**AIM OF THE TASK**
Omit images. Retype all entries verbatim.

**DATA FOR THIS EXERCISE**
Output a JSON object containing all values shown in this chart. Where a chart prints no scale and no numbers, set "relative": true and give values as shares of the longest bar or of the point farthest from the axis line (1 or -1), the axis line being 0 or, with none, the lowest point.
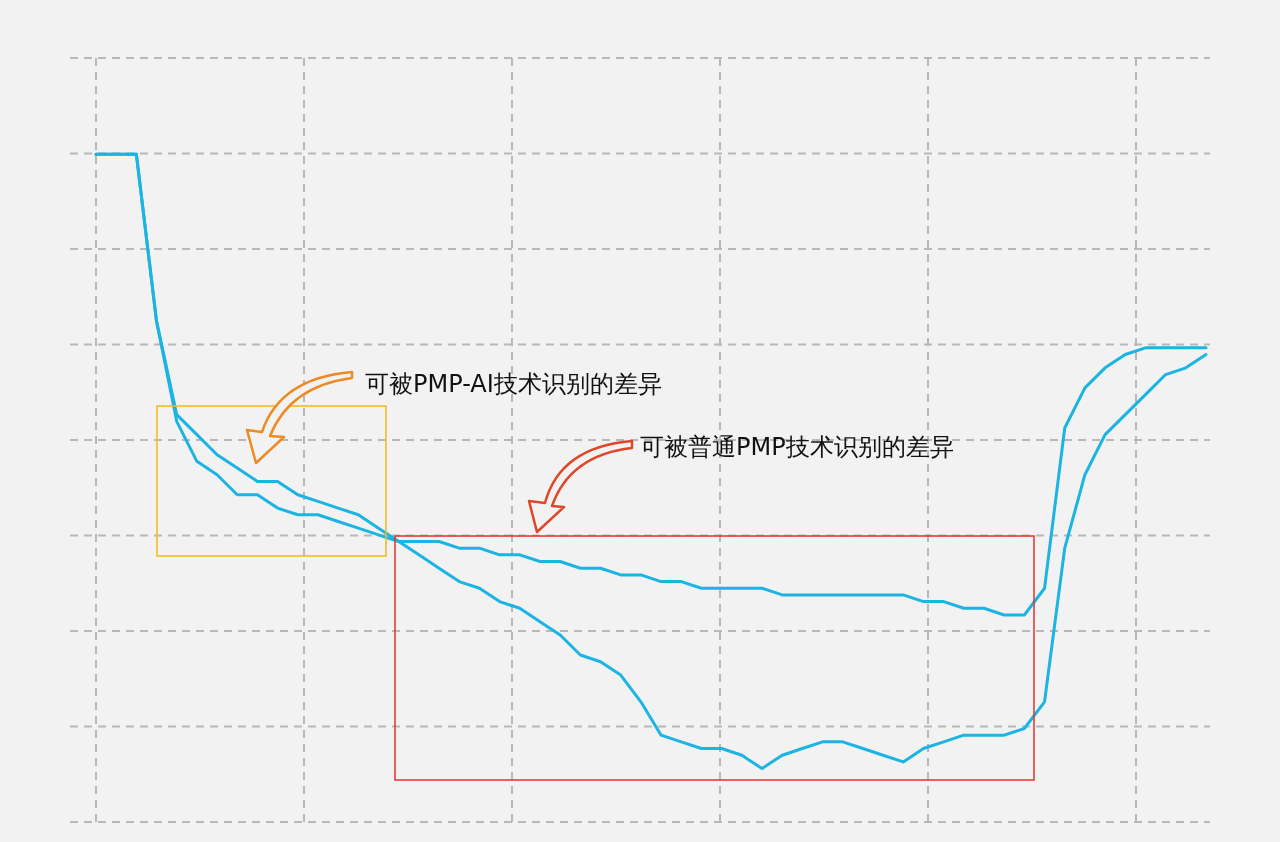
{
  "chart_data": {
    "type": "line",
    "relative": true,
    "grid": true,
    "categories": [
      null,
      null,
      null,
      null,
      null,
      null,
      null,
      null,
      null,
      null,
      null,
      null,
      null,
      null,
      null,
      null,
      null,
      null,
      null,
      null,
      null,
      null,
      null,
      null,
      null,
      null,
      null,
      null,
      null,
      null,
      null,
      null,
      null,
      null,
      null,
      null,
      null,
      null,
      null,
      null,
      null,
      null,
      null,
      null,
      null,
      null,
      null,
      null,
      null,
      null,
      null,
      null,
      null,
      null,
      null,
      null
    ],
    "series": [
      {
        "color": "#1cb4e3",
        "values": [
          1.0,
          1.0,
          1.0,
          0.75,
          0.61,
          0.58,
          0.55,
          0.53,
          0.51,
          0.51,
          0.49,
          0.48,
          0.47,
          0.46,
          0.44,
          0.42,
          0.42,
          0.42,
          0.41,
          0.41,
          0.4,
          0.4,
          0.39,
          0.39,
          0.38,
          0.38,
          0.37,
          0.37,
          0.36,
          0.36,
          0.35,
          0.35,
          0.35,
          0.35,
          0.34,
          0.34,
          0.34,
          0.34,
          0.34,
          0.34,
          0.34,
          0.33,
          0.33,
          0.32,
          0.32,
          0.31,
          0.31,
          0.35,
          0.59,
          0.65,
          0.68,
          0.7,
          0.71,
          0.71,
          0.71,
          0.71
        ]
      },
      {
        "color": "#1cb4e3",
        "values": [
          1.0,
          1.0,
          1.0,
          0.75,
          0.6,
          0.54,
          0.52,
          0.49,
          0.49,
          0.47,
          0.46,
          0.46,
          0.45,
          0.44,
          0.43,
          0.42,
          0.4,
          0.38,
          0.36,
          0.35,
          0.33,
          0.32,
          0.3,
          0.28,
          0.25,
          0.24,
          0.22,
          0.18,
          0.13,
          0.12,
          0.11,
          0.11,
          0.1,
          0.08,
          0.1,
          0.11,
          0.12,
          0.12,
          0.11,
          0.1,
          0.09,
          0.11,
          0.12,
          0.13,
          0.13,
          0.13,
          0.14,
          0.18,
          0.41,
          0.52,
          0.58,
          0.61,
          0.64,
          0.67,
          0.68,
          0.7
        ]
      }
    ],
    "annotations": [
      "可被PMP-AI技术识别的差异",
      "可被普通PMP技术识别的差异"
    ]
  }
}
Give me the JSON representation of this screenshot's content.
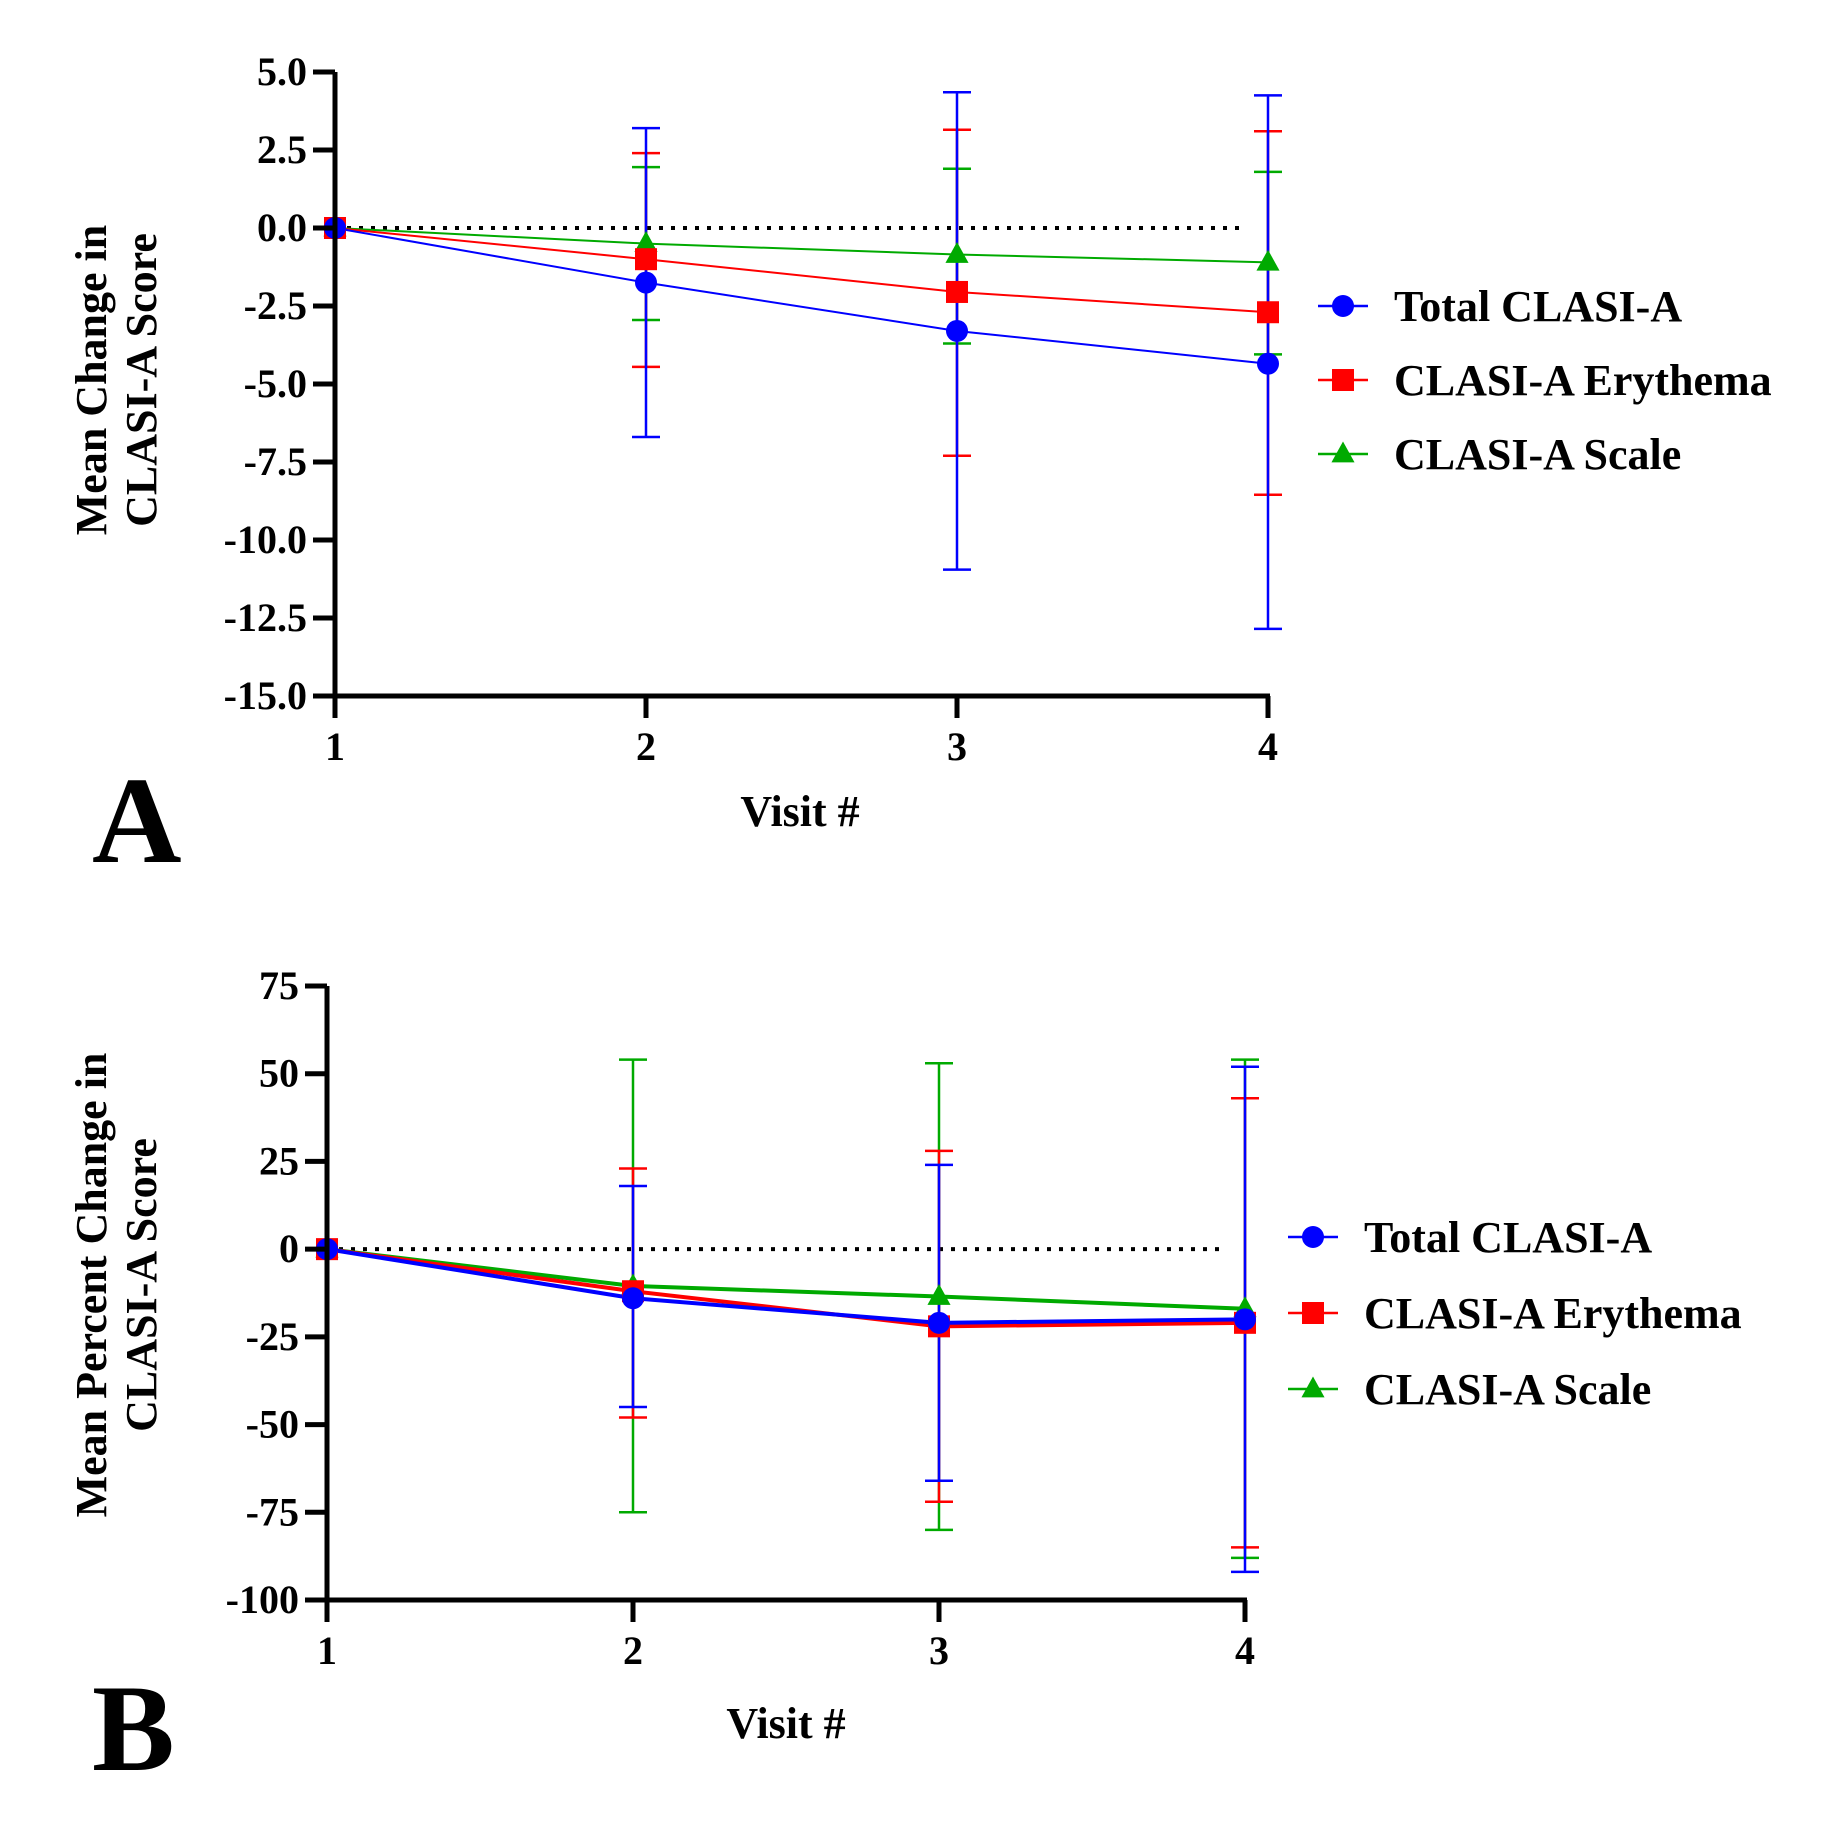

**ANSWER TO THIS PROBLEM**
Output a JSON object containing all values shown in this chart. Where a chart prints no scale and no numbers, set "relative": true and give values as shares of the longest bar or of the point farthest from the axis line (1 or -1), the axis line being 0 or, with none, the lowest point.
{
  "chart_data": {
    "type": "line",
    "relative": true,
    "grid": true,
    "categories": [
      null,
      null,
      null,
      null,
      null,
      null,
      null,
      null,
      null,
      null,
      null,
      null,
      null,
      null,
      null,
      null,
      null,
      null,
      null,
      null,
      null,
      null,
      null,
      null,
      null,
      null,
      null,
      null,
      null,
      null,
      null,
      null,
      null,
      null,
      null,
      null,
      null,
      null,
      null,
      null,
      null,
      null,
      null,
      null,
      null,
      null,
      null,
      null,
      null,
      null,
      null,
      null,
      null,
      null,
      null,
      null
    ],
    "series": [
      {
        "color": "#1cb4e3",
        "values": [
          1.0,
          1.0,
          1.0,
          0.75,
          0.61,
          0.58,
          0.55,
          0.53,
          0.51,
          0.51,
          0.49,
          0.48,
          0.47,
          0.46,
          0.44,
          0.42,
          0.42,
          0.42,
          0.41,
          0.41,
          0.4,
          0.4,
          0.39,
          0.39,
          0.38,
          0.38,
          0.37,
          0.37,
          0.36,
          0.36,
          0.35,
          0.35,
          0.35,
          0.35,
          0.34,
          0.34,
          0.34,
          0.34,
          0.34,
          0.34,
          0.34,
          0.33,
          0.33,
          0.32,
          0.32,
          0.31,
          0.31,
          0.35,
          0.59,
          0.65,
          0.68,
          0.7,
          0.71,
          0.71,
          0.71,
          0.71
        ]
      },
      {
        "color": "#1cb4e3",
        "values": [
          1.0,
          1.0,
          1.0,
          0.75,
          0.6,
          0.54,
          0.52,
          0.49,
          0.49,
          0.47,
          0.46,
          0.46,
          0.45,
          0.44,
          0.43,
          0.42,
          0.4,
          0.38,
          0.36,
          0.35,
          0.33,
          0.32,
          0.3,
          0.28,
          0.25,
          0.24,
          0.22,
          0.18,
          0.13,
          0.12,
          0.11,
          0.11,
          0.1,
          0.08,
          0.1,
          0.11,
          0.12,
          0.12,
          0.11,
          0.1,
          0.09,
          0.11,
          0.12,
          0.13,
          0.13,
          0.13,
          0.14,
          0.18,
          0.41,
          0.52,
          0.58,
          0.61,
          0.64,
          0.67,
          0.68,
          0.7
        ]
      }
    ],
    "annotations": [
      "可被PMP-AI技术识别的差异",
      "可被普通PMP技术识别的差异"
    ]
  }
}
Give me the JSON representation of this screenshot's content.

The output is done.